▶ Exercise objective
Retype each line of the material exactly, please, skipping any picture in it.

▶ Collected data
- - -
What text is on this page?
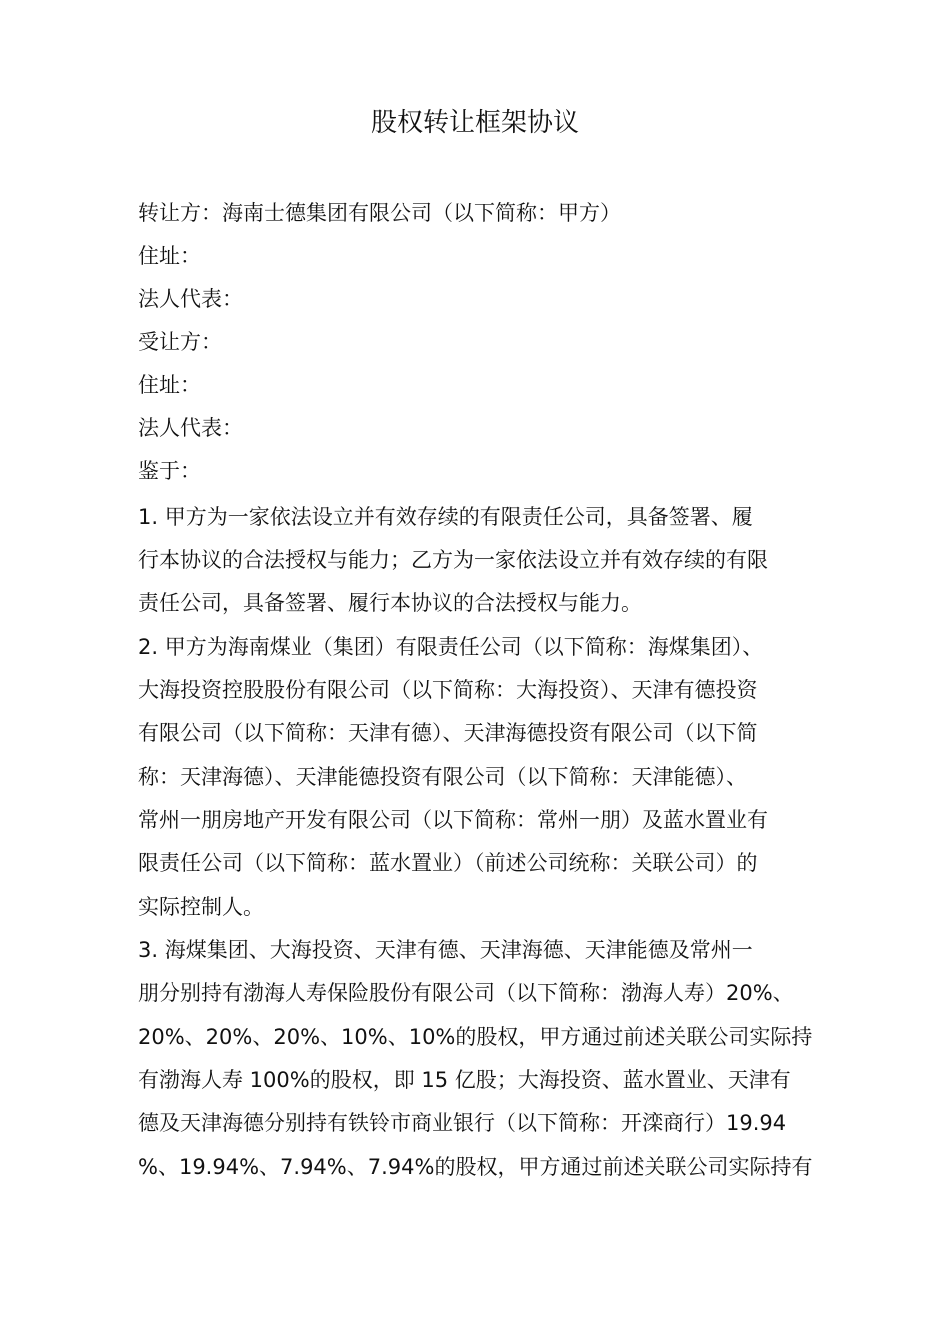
股权转让框架协议

转让方：海南士德集团有限公司（以下简称：甲方）

住址：

法人代表：

受让方：

住址：

法人代表：

鉴于：

1. 甲方为一家依法设立并有效存续的有限责任公司，具备签署、履

行本协议的合法授权与能力；乙方为一家依法设立并有效存续的有限

责任公司，具备签署、履行本协议的合法授权与能力。

2. 甲方为海南煤业（集团）有限责任公司（以下简称：海煤集团）、

大海投资控股股份有限公司（以下简称：大海投资）、天津有德投资

有限公司（以下简称：天津有德）、天津海德投资有限公司（以下简

称：天津海德）、天津能德投资有限公司（以下简称：天津能德）、

常州一朋房地产开发有限公司（以下简称：常州一朋）及蓝水置业有

限责任公司（以下简称：蓝水置业）（前述公司统称：关联公司）的

实际控制人。

3. 海煤集团、大海投资、天津有德、天津海德、天津能德及常州一

朋分别持有渤海人寿保险股份有限公司（以下简称：渤海人寿）20%、

20%、20%、20%、10%、10%的股权，甲方通过前述关联公司实际持

有渤海人寿 100%的股权，即 15 亿股；大海投资、蓝水置业、天津有

德及天津海德分别持有铁铃市商业银行（以下简称：开滦商行）19.94

%、19.94%、7.94%、7.94%的股权，甲方通过前述关联公司实际持有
- - -
▶ Result
What text is on this page?
股权转让框架协议

转让方：海南士德集团有限公司（以下简称：甲方）

住址：

法人代表：

受让方：

住址：

法人代表：

鉴于：

1. 甲方为一家依法设立并有效存续的有限责任公司，具备签署、履

行本协议的合法授权与能力；乙方为一家依法设立并有效存续的有限

责任公司，具备签署、履行本协议的合法授权与能力。

2. 甲方为海南煤业（集团）有限责任公司（以下简称：海煤集团）、

大海投资控股股份有限公司（以下简称：大海投资）、天津有德投资

有限公司（以下简称：天津有德）、天津海德投资有限公司（以下简

称：天津海德）、天津能德投资有限公司（以下简称：天津能德）、

常州一朋房地产开发有限公司（以下简称：常州一朋）及蓝水置业有

限责任公司（以下简称：蓝水置业）（前述公司统称：关联公司）的

实际控制人。

3. 海煤集团、大海投资、天津有德、天津海德、天津能德及常州一

朋分别持有渤海人寿保险股份有限公司（以下简称：渤海人寿）20%、

20%、20%、20%、10%、10%的股权，甲方通过前述关联公司实际持

有渤海人寿 100%的股权，即 15 亿股；大海投资、蓝水置业、天津有

德及天津海德分别持有铁铃市商业银行（以下简称：开滦商行）19.94

%、19.94%、7.94%、7.94%的股权，甲方通过前述关联公司实际持有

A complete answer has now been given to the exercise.